Reproduce all of the data below without alteration; exclude every picture.

◆ **Records to use**
※ ※ ※
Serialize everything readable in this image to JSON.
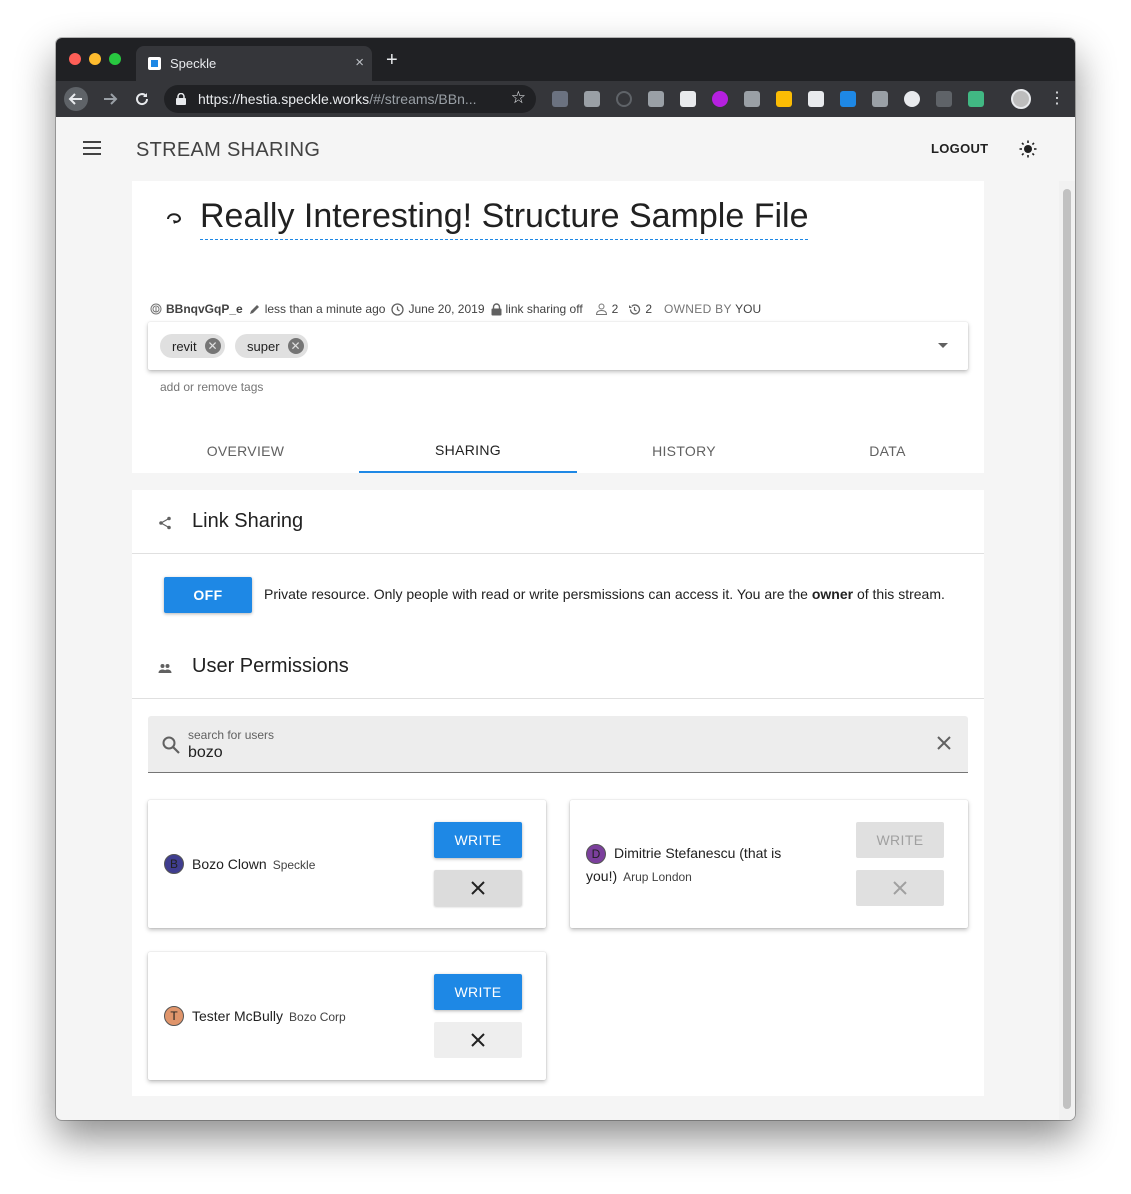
{
  "browser": {
    "tab_title": "Speckle",
    "tab_close": "×",
    "new_tab": "+",
    "url_host": "https://hestia.speckle.works",
    "url_rest": "/#/streams/BBn..."
  },
  "appbar": {
    "title": "STREAM SHARING",
    "logout_label": "LOGOUT"
  },
  "stream": {
    "title": "Really Interesting! Structure Sample File",
    "id": "BBnqvGqP_e",
    "edited": "less than a minute ago",
    "date": "June 20, 2019",
    "link_sharing": "link sharing off",
    "users_count": "2",
    "history_count": "2",
    "owned_by_label": "OWNED BY",
    "owner": "YOU",
    "tags": [
      "revit",
      "super"
    ],
    "tags_hint": "add or remove tags"
  },
  "tabs": [
    "OVERVIEW",
    "SHARING",
    "HISTORY",
    "DATA"
  ],
  "link_sharing": {
    "title": "Link Sharing",
    "toggle_label": "OFF",
    "text_before": "Private resource. Only people with read or write persmissions can access it. You are the ",
    "text_bold": "owner",
    "text_after": " of this stream."
  },
  "permissions": {
    "title": "User Permissions",
    "search_label": "search for users",
    "search_value": "bozo",
    "users": [
      {
        "initial": "B",
        "name": "Bozo Clown",
        "org": "Speckle",
        "button": "WRITE",
        "avatar_color": "#3f3d8f"
      },
      {
        "initial": "D",
        "name": "Dimitrie Stefanescu (that is",
        "name2": "you!)",
        "org": "Arup London",
        "button": "WRITE",
        "avatar_color": "#7b3f9c"
      },
      {
        "initial": "T",
        "name": "Tester McBully",
        "org": "Bozo Corp",
        "button": "WRITE",
        "avatar_color": "#e0956b"
      }
    ]
  },
  "colors": {
    "accent": "#1e88e5"
  }
}
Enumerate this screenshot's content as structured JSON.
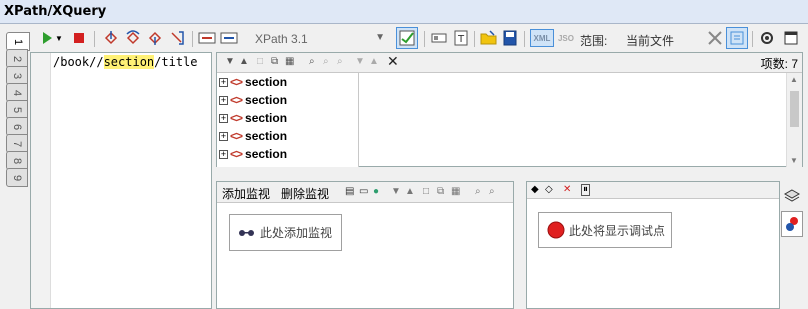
{
  "window": {
    "title": "XPath/XQuery"
  },
  "tabs": [
    "1",
    "2",
    "3",
    "4",
    "5",
    "6",
    "7",
    "8",
    "9"
  ],
  "toolbar": {
    "version_select": "XPath 3.1",
    "xml_label": "XML",
    "json_label": "JSO",
    "scope_label": "范围:",
    "scope_value": "当前文件"
  },
  "editor": {
    "expression_before": "/book//",
    "expression_highlight": "section",
    "expression_after": "/title"
  },
  "results": {
    "count_label": "项数: 7",
    "rows": [
      "section",
      "section",
      "section",
      "section",
      "section"
    ],
    "expand_symbol": "+",
    "tag_symbol": "<>"
  },
  "watch": {
    "add_label": "添加监视",
    "delete_label": "删除监视",
    "hint": "此处添加监视"
  },
  "breakpoints": {
    "hint": "此处将显示调试点"
  },
  "colors": {
    "accent": "#4a90d9",
    "breakpoint": "#e02020",
    "tag": "#c0392b",
    "highlight": "#fff176"
  }
}
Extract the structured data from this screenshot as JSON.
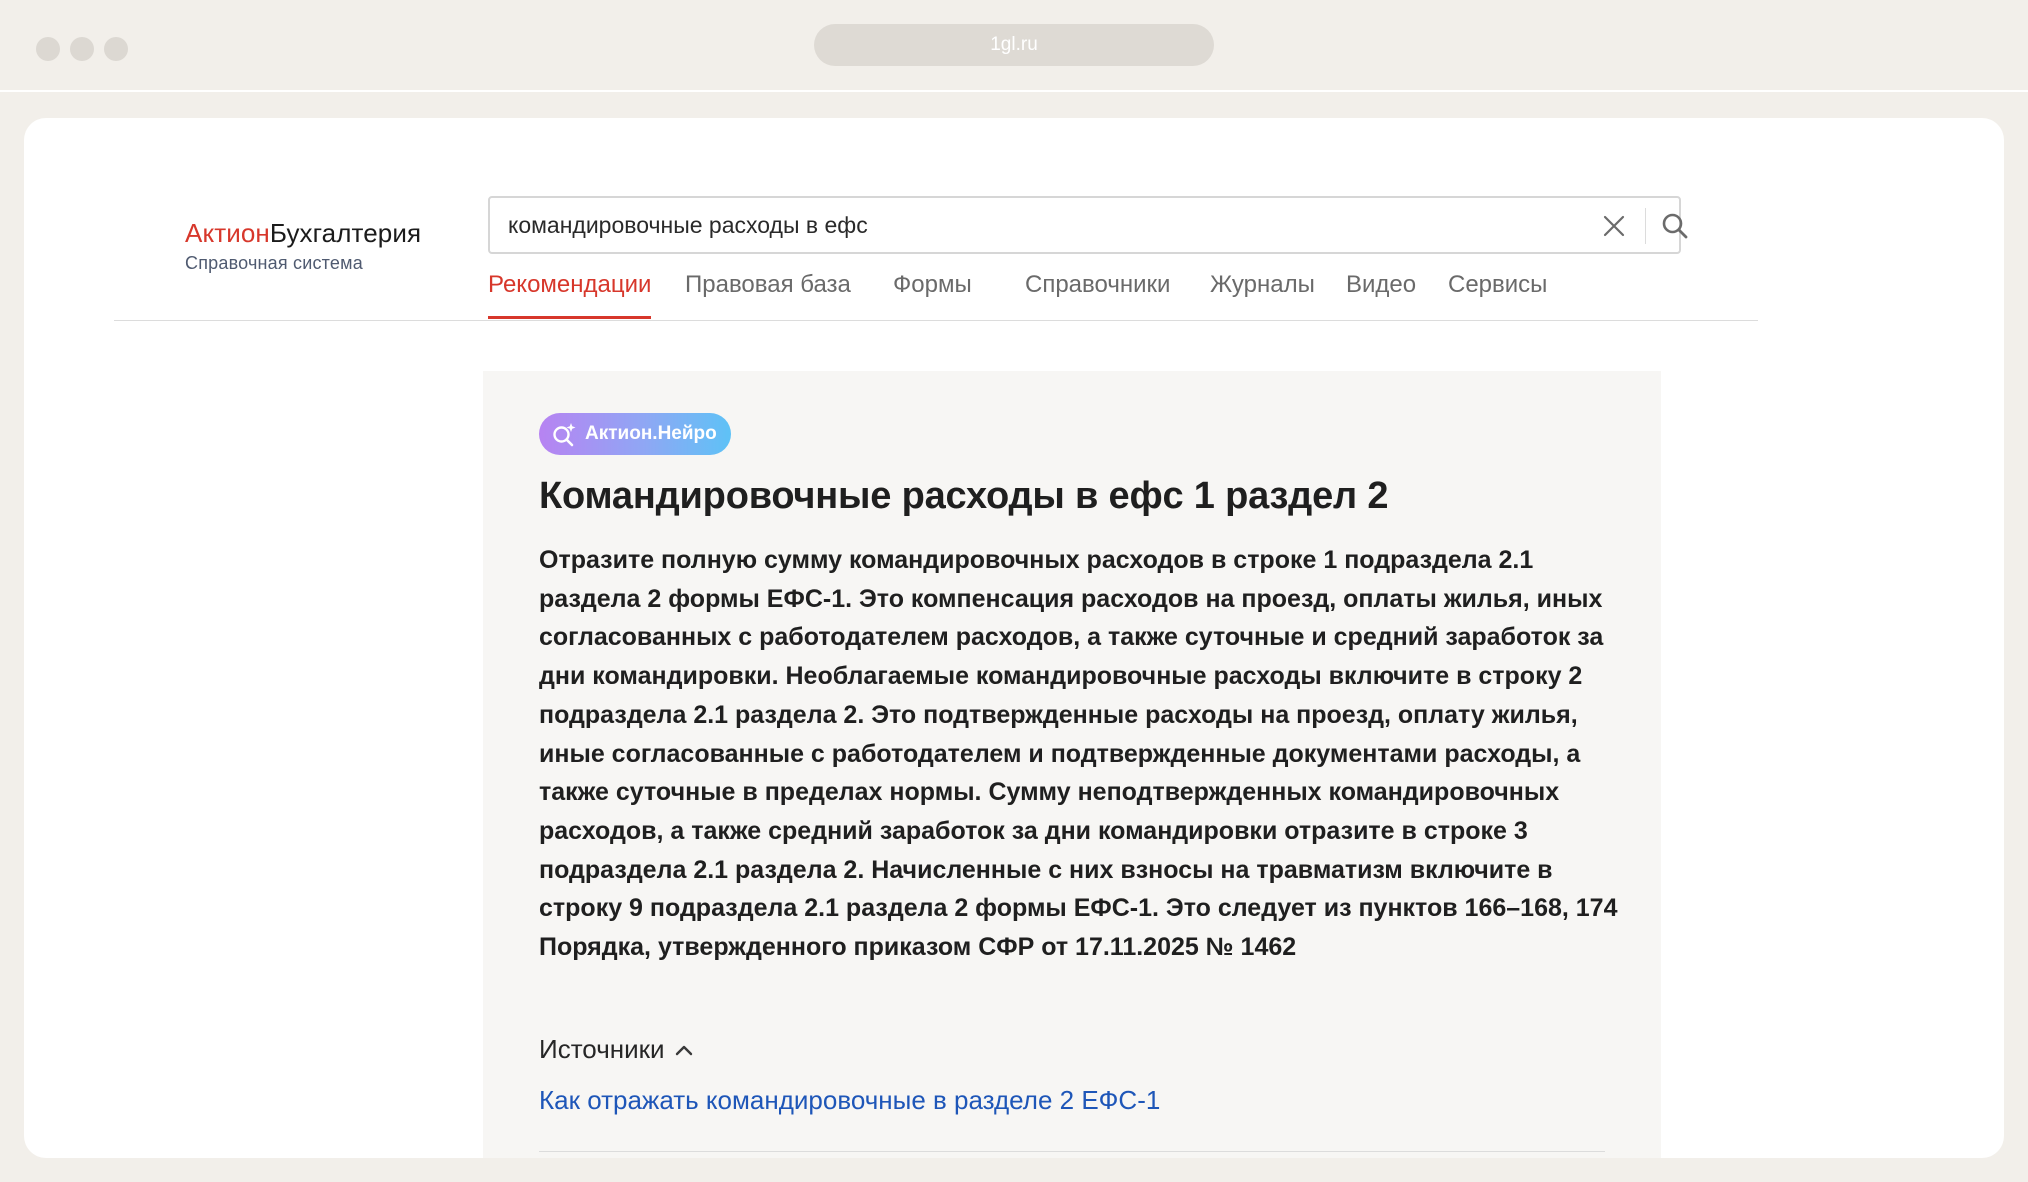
{
  "browser": {
    "url": "1gl.ru"
  },
  "logo": {
    "brand_red": "Актион",
    "brand_black": "Бухгалтерия",
    "subtitle": "Справочная система"
  },
  "search": {
    "value": "командировочные расходы в ефс"
  },
  "tabs": [
    {
      "label": "Рекомендации",
      "active": true
    },
    {
      "label": "Правовая база",
      "active": false
    },
    {
      "label": "Формы",
      "active": false
    },
    {
      "label": "Справочники",
      "active": false
    },
    {
      "label": "Журналы",
      "active": false
    },
    {
      "label": "Видео",
      "active": false
    },
    {
      "label": "Сервисы",
      "active": false
    }
  ],
  "card": {
    "badge": "Актион.Нейро",
    "title": "Командировочные расходы в ефс 1 раздел 2",
    "answer": "Отразите полную сумму командировочных расходов в строке 1 подраздела 2.1 раздела 2 формы ЕФС-1. Это компенсация расходов на проезд, оплаты жилья, иных согласованных с работодателем расходов, а также суточные и средний заработок за дни командировки. Необлагаемые командировочные расходы включите в строку 2 подраздела 2.1 раздела 2. Это подтвержденные расходы на проезд, оплату жилья, иные согласованные с работодателем и подтвержденные документами расходы, а также суточные в пределах нормы. Сумму неподтвержденных командировочных расходов, а также средний заработок за дни командировки отразите в строке 3 подраздела 2.1 раздела 2. Начисленные с них взносы на травматизм включите в строку 9 подраздела 2.1 раздела 2 формы ЕФС-1. Это следует из пунктов 166–168, 174 Порядка, утвержденного приказом СФР от 17.11.2025 № 1462",
    "sources_label": "Источники",
    "sources": [
      {
        "label": "Как отражать командировочные в разделе 2 ЕФС-1"
      }
    ]
  },
  "icons": {
    "clear": "close-icon",
    "search": "search-icon",
    "badge": "ai-search-icon",
    "sources_toggle": "chevron-up-icon"
  },
  "colors": {
    "accent_red": "#d7372b",
    "link_blue": "#1e56b8",
    "card_bg": "#f7f6f4",
    "page_bg": "#f2efea"
  }
}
※ ※ ※
◆ **Solution to the exercise**
Serialize everything readable in this image to JSON.
{
  "browser": {
    "tab_title": "Speckle",
    "tab_close": "×",
    "new_tab": "+",
    "url_host": "https://hestia.speckle.works",
    "url_rest": "/#/streams/BBn..."
  },
  "appbar": {
    "title": "STREAM SHARING",
    "logout_label": "LOGOUT"
  },
  "stream": {
    "title": "Really Interesting! Structure Sample File",
    "id": "BBnqvGqP_e",
    "edited": "less than a minute ago",
    "date": "June 20, 2019",
    "link_sharing": "link sharing off",
    "users_count": "2",
    "history_count": "2",
    "owned_by_label": "OWNED BY",
    "owner": "YOU",
    "tags": [
      "revit",
      "super"
    ],
    "tags_hint": "add or remove tags"
  },
  "tabs": [
    "OVERVIEW",
    "SHARING",
    "HISTORY",
    "DATA"
  ],
  "link_sharing": {
    "title": "Link Sharing",
    "toggle_label": "OFF",
    "text_before": "Private resource. Only people with read or write persmissions can access it. You are the ",
    "text_bold": "owner",
    "text_after": " of this stream."
  },
  "permissions": {
    "title": "User Permissions",
    "search_label": "search for users",
    "search_value": "bozo",
    "users": [
      {
        "initial": "B",
        "name": "Bozo Clown",
        "org": "Speckle",
        "button": "WRITE",
        "avatar_color": "#3f3d8f"
      },
      {
        "initial": "D",
        "name": "Dimitrie Stefanescu (that is",
        "name2": "you!)",
        "org": "Arup London",
        "button": "WRITE",
        "avatar_color": "#7b3f9c"
      },
      {
        "initial": "T",
        "name": "Tester McBully",
        "org": "Bozo Corp",
        "button": "WRITE",
        "avatar_color": "#e0956b"
      }
    ]
  },
  "colors": {
    "accent": "#1e88e5"
  }
}
Enumerate this screenshot's content as structured JSON.
{
  "window": {
    "title": "XPath/XQuery"
  },
  "tabs": [
    "1",
    "2",
    "3",
    "4",
    "5",
    "6",
    "7",
    "8",
    "9"
  ],
  "toolbar": {
    "version_select": "XPath 3.1",
    "xml_label": "XML",
    "json_label": "JSO",
    "scope_label": "范围:",
    "scope_value": "当前文件"
  },
  "editor": {
    "expression_before": "/book//",
    "expression_highlight": "section",
    "expression_after": "/title"
  },
  "results": {
    "count_label": "项数: 7",
    "rows": [
      "section",
      "section",
      "section",
      "section",
      "section"
    ],
    "expand_symbol": "+",
    "tag_symbol": "<>"
  },
  "watch": {
    "add_label": "添加监视",
    "delete_label": "删除监视",
    "hint": "此处添加监视"
  },
  "breakpoints": {
    "hint": "此处将显示调试点"
  },
  "colors": {
    "accent": "#4a90d9",
    "breakpoint": "#e02020",
    "tag": "#c0392b",
    "highlight": "#fff176"
  }
}
Extract the structured data from this screenshot as JSON.
{
  "browser": {
    "url": "1gl.ru"
  },
  "logo": {
    "brand_red": "Актион",
    "brand_black": "Бухгалтерия",
    "subtitle": "Справочная система"
  },
  "search": {
    "value": "командировочные расходы в ефс"
  },
  "tabs": [
    {
      "label": "Рекомендации",
      "active": true
    },
    {
      "label": "Правовая база",
      "active": false
    },
    {
      "label": "Формы",
      "active": false
    },
    {
      "label": "Справочники",
      "active": false
    },
    {
      "label": "Журналы",
      "active": false
    },
    {
      "label": "Видео",
      "active": false
    },
    {
      "label": "Сервисы",
      "active": false
    }
  ],
  "card": {
    "badge": "Актион.Нейро",
    "title": "Командировочные расходы в ефс 1 раздел 2",
    "answer": "Отразите полную сумму командировочных расходов в строке 1 подраздела 2.1 раздела 2 формы ЕФС-1. Это компенсация расходов на проезд, оплаты жилья, иных согласованных с работодателем расходов, а также суточные и средний заработок за дни командировки. Необлагаемые командировочные расходы включите в строку 2 подраздела 2.1 раздела 2. Это подтвержденные расходы на проезд, оплату жилья, иные согласованные с работодателем и подтвержденные документами расходы, а также суточные в пределах нормы. Сумму неподтвержденных командировочных расходов, а также средний заработок за дни командировки отразите в строке 3 подраздела 2.1 раздела 2. Начисленные с них взносы на травматизм включите в строку 9 подраздела 2.1 раздела 2 формы ЕФС-1. Это следует из пунктов 166–168, 174 Порядка, утвержденного приказом СФР от 17.11.2025 № 1462",
    "sources_label": "Источники",
    "sources": [
      {
        "label": "Как отражать командировочные в разделе 2 ЕФС-1"
      }
    ]
  },
  "icons": {
    "clear": "close-icon",
    "search": "search-icon",
    "badge": "ai-search-icon",
    "sources_toggle": "chevron-up-icon"
  },
  "colors": {
    "accent_red": "#d7372b",
    "link_blue": "#1e56b8",
    "card_bg": "#f7f6f4",
    "page_bg": "#f2efea"
  }
}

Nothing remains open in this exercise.